:: Records for this task

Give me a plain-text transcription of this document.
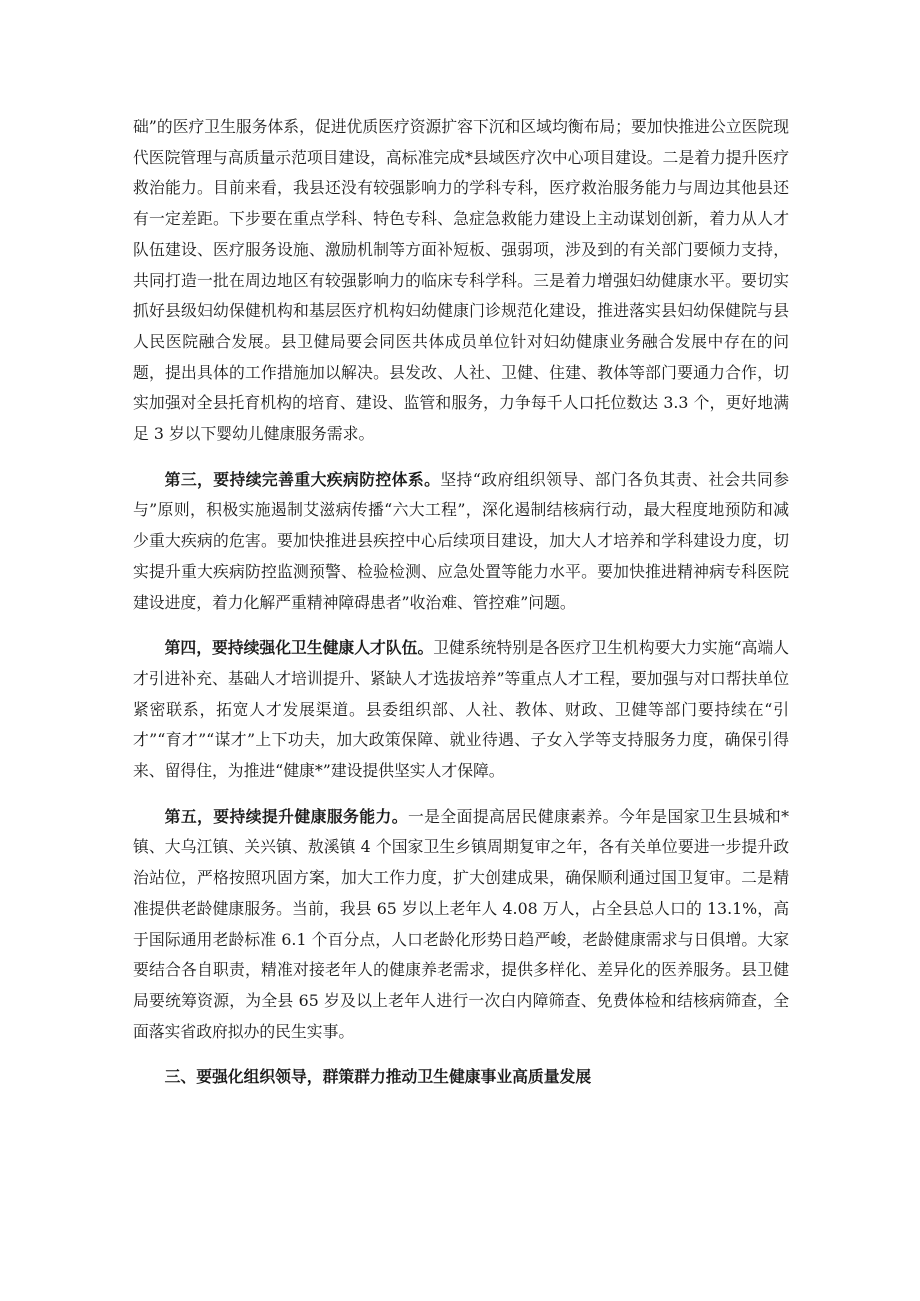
础”的医疗卫生服务体系，促进优质医疗资源扩容下沉和区域均衡布局；要加快推进公立医院现代医院管理与高质量示范项目建设，高标准完成*县域医疗次中心项目建设。二是着力提升医疗救治能力。目前来看，我县还没有较强影响力的学科专科，医疗救治服务能力与周边其他县还有一定差距。下步要在重点学科、特色专科、急症急救能力建设上主动谋划创新，着力从人才队伍建设、医疗服务设施、激励机制等方面补短板、强弱项，涉及到的有关部门要倾力支持，共同打造一批在周边地区有较强影响力的临床专科学科。三是着力增强妇幼健康水平。要切实抓好县级妇幼保健机构和基层医疗机构妇幼健康门诊规范化建设，推进落实县妇幼保健院与县人民医院融合发展。县卫健局要会同医共体成员单位针对妇幼健康业务融合发展中存在的问题，提出具体的工作措施加以解决。县发改、人社、卫健、住建、教体等部门要通力合作，切实加强对全县托育机构的培育、建设、监管和服务，力争每千人口托位数达 3.3 个，更好地满足 3 岁以下婴幼儿健康服务需求。

第三，要持续完善重大疾病防控体系。坚持“政府组织领导、部门各负其责、社会共同参与”原则，积极实施遏制艾滋病传播“六大工程”，深化遏制结核病行动，最大程度地预防和减少重大疾病的危害。要加快推进县疾控中心后续项目建设，加大人才培养和学科建设力度，切实提升重大疾病防控监测预警、检验检测、应急处置等能力水平。要加快推进精神病专科医院建设进度，着力化解严重精神障碍患者”收治难、管控难”问题。

第四，要持续强化卫生健康人才队伍。卫健系统特别是各医疗卫生机构要大力实施“高端人才引进补充、基础人才培训提升、紧缺人才选拔培养”等重点人才工程，要加强与对口帮扶单位紧密联系，拓宽人才发展渠道。县委组织部、人社、教体、财政、卫健等部门要持续在“引才”“育才”“谋才”上下功夫，加大政策保障、就业待遇、子女入学等支持服务力度，确保引得来、留得住，为推进“健康*”建设提供坚实人才保障。

第五，要持续提升健康服务能力。一是全面提高居民健康素养。今年是国家卫生县城和*镇、大乌江镇、关兴镇、敖溪镇 4 个国家卫生乡镇周期复审之年，各有关单位要进一步提升政治站位，严格按照巩固方案，加大工作力度，扩大创建成果，确保顺利通过国卫复审。二是精准提供老龄健康服务。当前，我县 65 岁以上老年人 4.08 万人，占全县总人口的 13.1%，高于国际通用老龄标准 6.1 个百分点，人口老龄化形势日趋严峻，老龄健康需求与日俱增。大家要结合各自职责，精准对接老年人的健康养老需求，提供多样化、差异化的医养服务。县卫健局要统筹资源，为全县 65 岁及以上老年人进行一次白内障筛查、免费体检和结核病筛查，全面落实省政府拟办的民生实事。

三、要强化组织领导，群策群力推动卫生健康事业高质量发展
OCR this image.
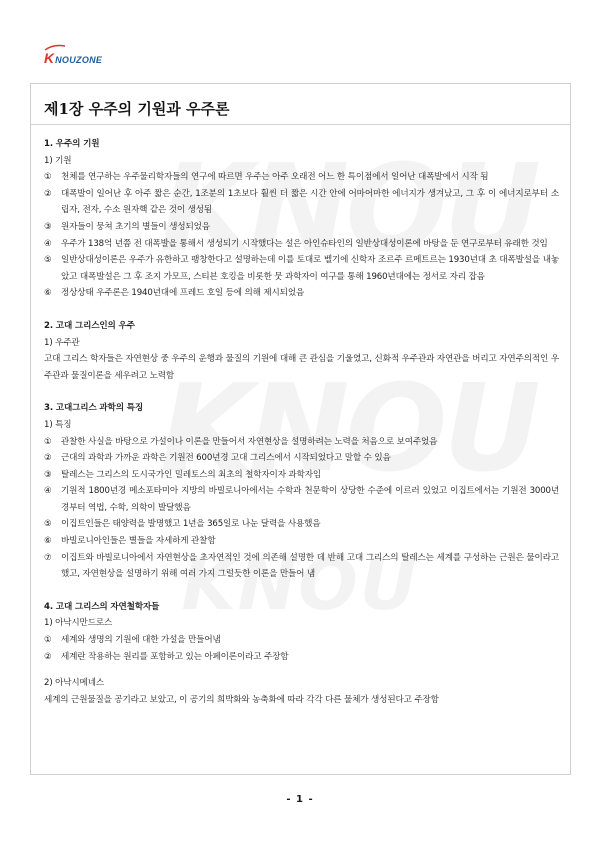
K NOUZONE
제1장 우주의 기원과 우주론
1. 우주의 기원
1) 기원
①	천체를 연구하는 우주물리학자들의 연구에 따르면 우주는 아주 오래전 어느 한 특이점에서 일어난 대폭발에서 시작 됨
②	대폭발이 일어난 후 아주 짧은 순간, 1조분의 1초보다 훨씬 더 짧은 시간 안에 어마어마한 에너지가 생겨났고, 그 후 이 에너지로부터 소립자, 전자, 수소 원자핵 같은 것이 생성됨
③	원자들이 뭉쳐 초기의 별들이 생성되었음
④	우주가 138억 년쯤 전 대폭발을 통해서 생성되기 시작했다는 설은 아인슈타인의 일반상대성이론에 바탕을 둔 연구로부터 유래한 것임
⑤	일반상대성이론은 우주가 유한하고 팽창한다고 설명하는데 이를 토대로 벨기에 신학자 조르주 르메트르는 1930년대 초 대폭발설을 내놓았고 대폭발설은 그 후 조지 가모프, 스티븐 호킹을 비롯한 뭇 과학자이 여구를 통해 1960년대에는 정서로 자리 잡음
⑥	정상상태 우주론은 1940년대에 프레드 호일 등에 의해 제시되었음
2. 고대 그리스인의 우주
1) 우주관

고대 그리스 학자들은 자연현상 중 우주의 운행과 물질의 기원에 대해 큰 관심을 기울였고, 신화적 우주관과 자연관을 버리고 자연주의적인 우주관과 물질이론을 세우려고 노력함

3. 고대그리스 과학의 특징
1) 특징
①	관찰한 사실을 바탕으로 가설이나 이론을 만들어서 자연현상을 설명하려는 노력을 처음으로 보여주었음
②	근대의 과학과 가까운 과학은 기원전 600년경 고대 그리스에서 시작되었다고 말할 수 있음
③	탈레스는 그리스의 도시국가인 밀레토스의 최초의 철학자이자 과학자임
④	기원적 1800년경 메소포타미아 지방의 바빌로니아에서는 수학과 천문학이 상당한 수준에 이르러 있었고 이집트에서는 기원전 3000년경부터 역법, 수학, 의학이 발달했음
⑤	이집트인들은 태양력을 발명했고 1년을 365일로 나눈 달력을 사용했음
⑥	바빌로니아인들은 별들을 자세하게 관찰함
⑦	이집트와 바빌로니아에서 자연현상을 초자연적인 것에 의존해 설명한 데 반해 고대 그리스의 탈레스는 세계를 구성하는 근원은 물이라고 했고, 자연현상을 설명하기 위해 여러 가지 그럴듯한 이론을 만들어 냄
4. 고대 그리스의 자연철학자들
1) 아낙시만드로스
①	세계와 생명의 기원에 대한 가설을 만들어냄
②	세계란 작용하는 원리를 포함하고 있는 아페이론이라고 주장함
2) 아낙시메네스

세계의 근원물질을 공기라고 보았고, 이 공기의 희박화와 농축화에 따라 각각 다른 물체가 생성된다고 주장함

- 1 -
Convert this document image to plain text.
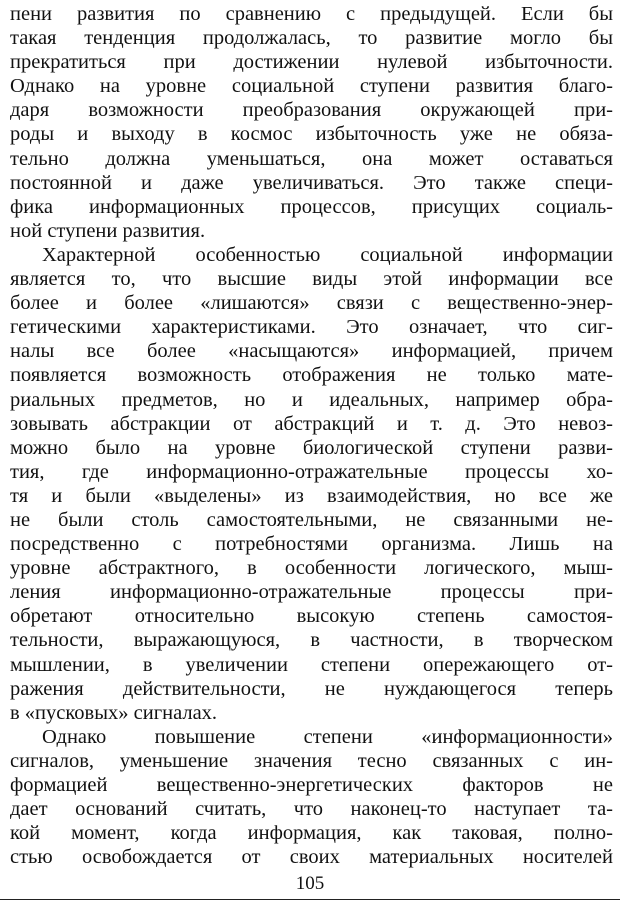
пени развития по сравнению с предыдущей. Если бы
такая тенденция продолжалась, то развитие могло бы
прекратиться при достижении нулевой избыточности.
Однако на уровне социальной ступени развития благо-
даря возможности преобразования окружающей при-
роды и выходу в космос избыточность уже не обяза-
тельно должна уменьшаться, она может оставаться
постоянной и даже увеличиваться. Это также специ-
фика информационных процессов, присущих социаль-
ной ступени развития.
Характерной особенностью социальной информации
является то, что высшие виды этой информации все
более и более «лишаются» связи с вещественно-энер-
гетическими характеристиками. Это означает, что сиг-
налы все более «насыщаются» информацией, причем
появляется возможность отображения не только мате-
риальных предметов, но и идеальных, например обра-
зовывать абстракции от абстракций и т. д. Это невоз-
можно было на уровне биологической ступени разви-
тия, где информационно-отражательные процессы хо-
тя и были «выделены» из взаимодействия, но все же
не были столь самостоятельными, не связанными не-
посредственно с потребностями организма. Лишь на
уровне абстрактного, в особенности логического, мыш-
ления информационно-отражательные процессы при-
обретают относительно высокую степень самостоя-
тельности, выражающуюся, в частности, в творческом
мышлении, в увеличении степени опережающего от-
ражения действительности, не нуждающегося теперь
в «пусковых» сигналах.
Однако повышение степени «информационности»
сигналов, уменьшение значения тесно связанных с ин-
формацией вещественно-энергетических факторов не
дает оснований считать, что наконец-то наступает та-
кой момент, когда информация, как таковая, полно-
стью освобождается от своих материальных носителей
105
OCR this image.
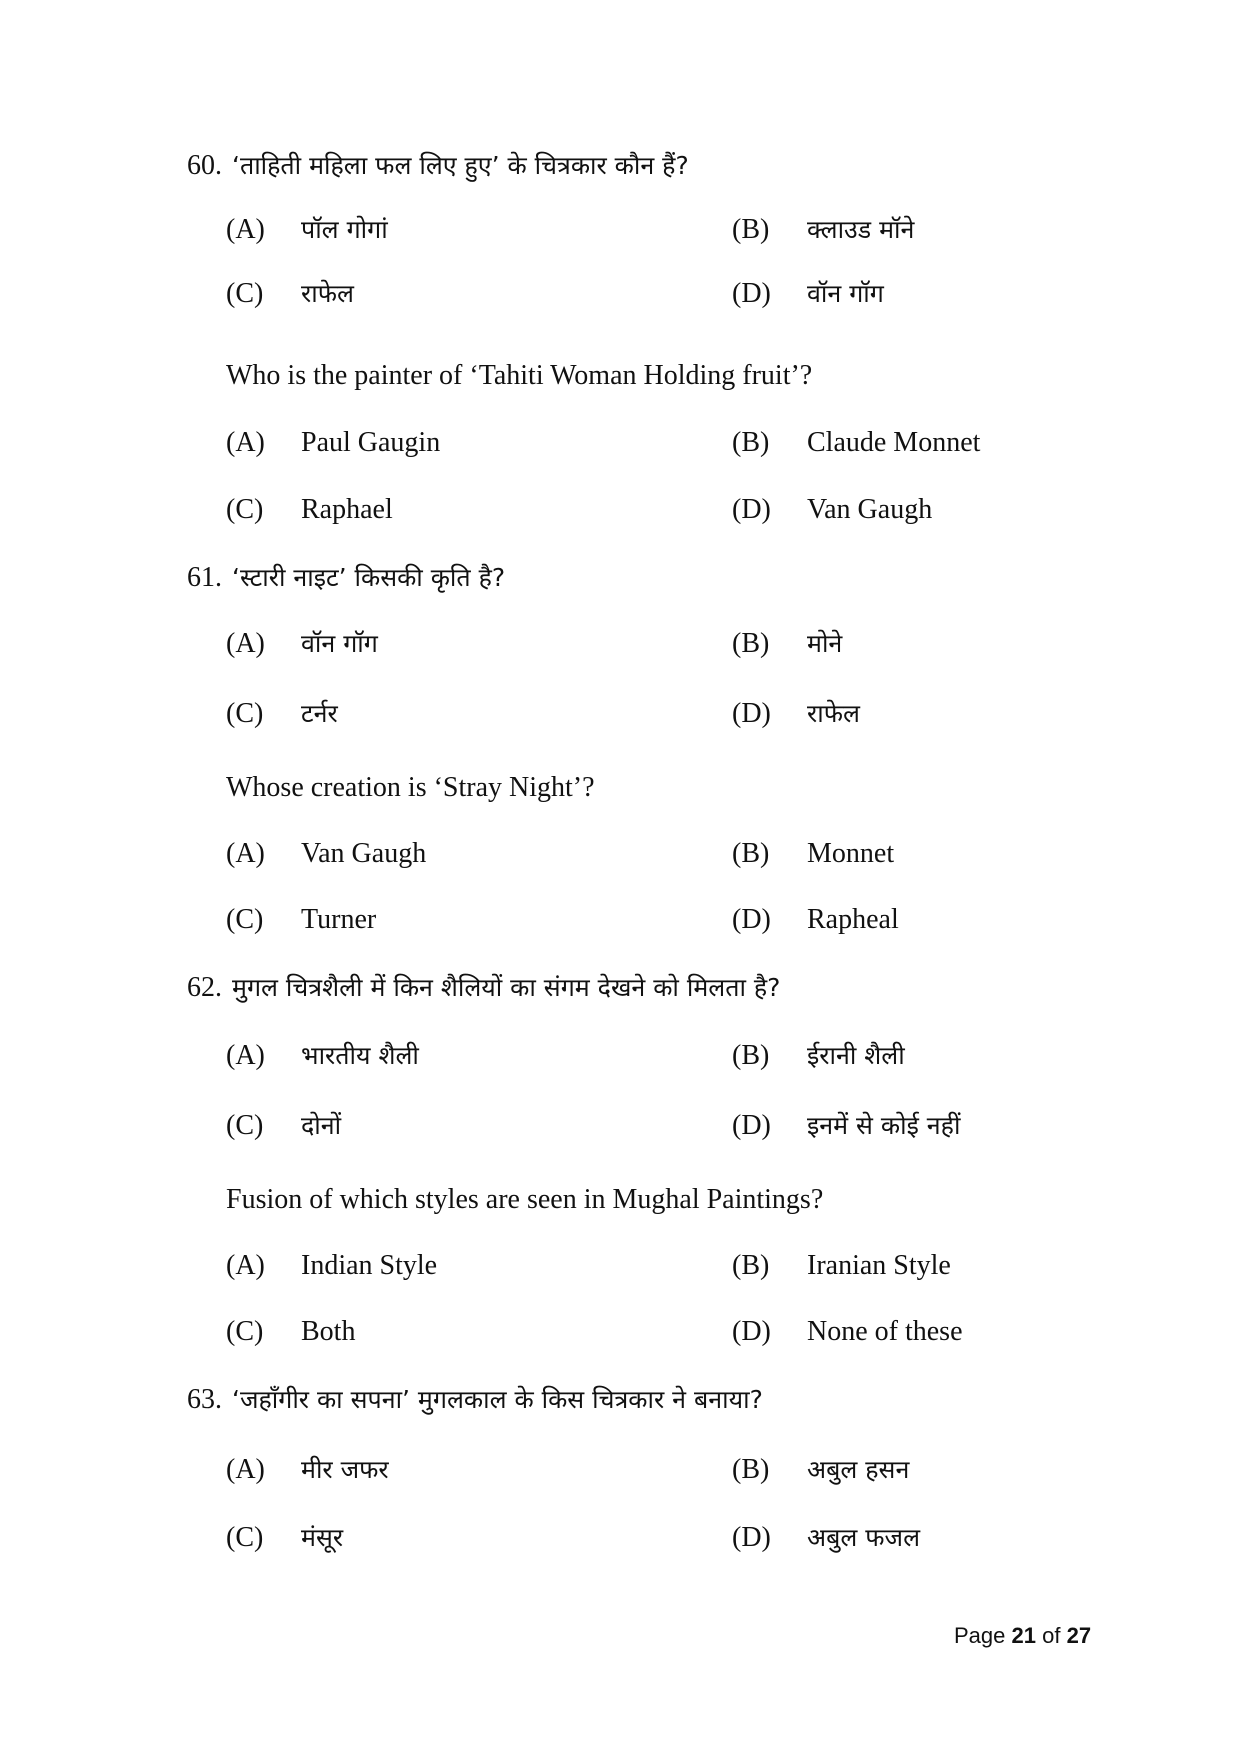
60. ‘ताहिती महिला फल लिए हुए’ के चित्रकार कौन हैं?
(A) पॉल गोगां	(B) क्लाउड मॉने
(C) राफेल	(D) वॉन गॉग
Who is the painter of ‘Tahiti Woman Holding fruit’?
(A) Paul Gaugin	(B) Claude Monnet
(C) Raphael	(D) Van Gaugh
61. ‘स्टारी नाइट’ किसकी कृति है?
(A) वॉन गॉग	(B) मोने
(C) टर्नर	(D) राफेल
Whose creation is ‘Stray Night’?
(A) Van Gaugh	(B) Monnet
(C) Turner	(D) Rapheal
62. मुगल चित्रशैली में किन शैलियों का संगम देखने को मिलता है?
(A) भारतीय शैली	(B) ईरानी शैली
(C) दोनों	(D) इनमें से कोई नहीं
Fusion of which styles are seen in Mughal Paintings?
(A) Indian Style	(B) Iranian Style
(C) Both	(D) None of these
63. ‘जहाँगीर का सपना’ मुगलकाल के किस चित्रकार ने बनाया?
(A) मीर जफर	(B) अबुल हसन
(C) मंसूर	(D) अबुल फजल
Page 21 of 27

::::

Instructions to follow: Tell how many lines hold the string "информации", giving the number and nothing else.

Result of the task: 2